* _INPUT FOR THIS TASK_
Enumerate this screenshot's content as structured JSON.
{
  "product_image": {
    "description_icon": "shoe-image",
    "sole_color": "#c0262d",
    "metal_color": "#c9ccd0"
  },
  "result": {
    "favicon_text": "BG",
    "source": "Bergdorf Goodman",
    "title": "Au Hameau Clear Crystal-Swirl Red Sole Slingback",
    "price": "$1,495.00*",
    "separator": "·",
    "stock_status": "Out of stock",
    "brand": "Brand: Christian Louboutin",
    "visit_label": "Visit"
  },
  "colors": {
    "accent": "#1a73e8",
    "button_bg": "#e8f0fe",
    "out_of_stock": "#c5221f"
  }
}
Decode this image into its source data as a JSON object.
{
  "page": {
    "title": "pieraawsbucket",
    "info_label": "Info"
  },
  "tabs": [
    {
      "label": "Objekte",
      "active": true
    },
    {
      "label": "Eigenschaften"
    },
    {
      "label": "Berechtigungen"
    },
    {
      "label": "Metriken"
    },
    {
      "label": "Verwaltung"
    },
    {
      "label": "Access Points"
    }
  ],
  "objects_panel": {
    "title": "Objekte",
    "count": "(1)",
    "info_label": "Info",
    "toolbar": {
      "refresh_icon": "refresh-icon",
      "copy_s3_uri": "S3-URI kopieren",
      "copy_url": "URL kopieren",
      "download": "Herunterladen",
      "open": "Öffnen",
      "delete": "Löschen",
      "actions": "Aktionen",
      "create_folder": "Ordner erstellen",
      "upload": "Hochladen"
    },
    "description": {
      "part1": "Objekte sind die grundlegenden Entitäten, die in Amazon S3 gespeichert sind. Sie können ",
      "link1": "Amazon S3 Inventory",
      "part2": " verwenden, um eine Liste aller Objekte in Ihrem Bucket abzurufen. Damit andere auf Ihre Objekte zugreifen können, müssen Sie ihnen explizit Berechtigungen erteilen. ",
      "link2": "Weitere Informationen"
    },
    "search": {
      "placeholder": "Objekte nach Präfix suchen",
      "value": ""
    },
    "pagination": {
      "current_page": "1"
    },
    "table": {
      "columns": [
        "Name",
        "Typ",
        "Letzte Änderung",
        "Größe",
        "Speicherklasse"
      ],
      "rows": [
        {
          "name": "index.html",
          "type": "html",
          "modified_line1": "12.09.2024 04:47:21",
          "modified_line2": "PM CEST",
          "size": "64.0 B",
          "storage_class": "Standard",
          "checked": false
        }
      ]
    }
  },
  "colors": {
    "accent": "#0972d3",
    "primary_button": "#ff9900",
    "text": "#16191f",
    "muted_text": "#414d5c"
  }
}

* _EXERCISE_
Type out the material again exactly as presented.

* _RESULT FOR THIS EXERCISE_
Enumerate this screenshot's content as structured JSON.
{
  "product_image": {
    "description_icon": "shoe-image",
    "sole_color": "#c0262d",
    "metal_color": "#c9ccd0"
  },
  "result": {
    "favicon_text": "BG",
    "source": "Bergdorf Goodman",
    "title": "Au Hameau Clear Crystal-Swirl Red Sole Slingback",
    "price": "$1,495.00*",
    "separator": "·",
    "stock_status": "Out of stock",
    "brand": "Brand: Christian Louboutin",
    "visit_label": "Visit"
  },
  "colors": {
    "accent": "#1a73e8",
    "button_bg": "#e8f0fe",
    "out_of_stock": "#c5221f"
  }
}
Decode this image into its source data as a JSON object.
{
  "page": {
    "title": "pieraawsbucket",
    "info_label": "Info"
  },
  "tabs": [
    {
      "label": "Objekte",
      "active": true
    },
    {
      "label": "Eigenschaften"
    },
    {
      "label": "Berechtigungen"
    },
    {
      "label": "Metriken"
    },
    {
      "label": "Verwaltung"
    },
    {
      "label": "Access Points"
    }
  ],
  "objects_panel": {
    "title": "Objekte",
    "count": "(1)",
    "info_label": "Info",
    "toolbar": {
      "refresh_icon": "refresh-icon",
      "copy_s3_uri": "S3-URI kopieren",
      "copy_url": "URL kopieren",
      "download": "Herunterladen",
      "open": "Öffnen",
      "delete": "Löschen",
      "actions": "Aktionen",
      "create_folder": "Ordner erstellen",
      "upload": "Hochladen"
    },
    "description": {
      "part1": "Objekte sind die grundlegenden Entitäten, die in Amazon S3 gespeichert sind. Sie können ",
      "link1": "Amazon S3 Inventory",
      "part2": " verwenden, um eine Liste aller Objekte in Ihrem Bucket abzurufen. Damit andere auf Ihre Objekte zugreifen können, müssen Sie ihnen explizit Berechtigungen erteilen. ",
      "link2": "Weitere Informationen"
    },
    "search": {
      "placeholder": "Objekte nach Präfix suchen",
      "value": ""
    },
    "pagination": {
      "current_page": "1"
    },
    "table": {
      "columns": [
        "Name",
        "Typ",
        "Letzte Änderung",
        "Größe",
        "Speicherklasse"
      ],
      "rows": [
        {
          "name": "index.html",
          "type": "html",
          "modified_line1": "12.09.2024 04:47:21",
          "modified_line2": "PM CEST",
          "size": "64.0 B",
          "storage_class": "Standard",
          "checked": false
        }
      ]
    }
  },
  "colors": {
    "accent": "#0972d3",
    "primary_button": "#ff9900",
    "text": "#16191f",
    "muted_text": "#414d5c"
  }
}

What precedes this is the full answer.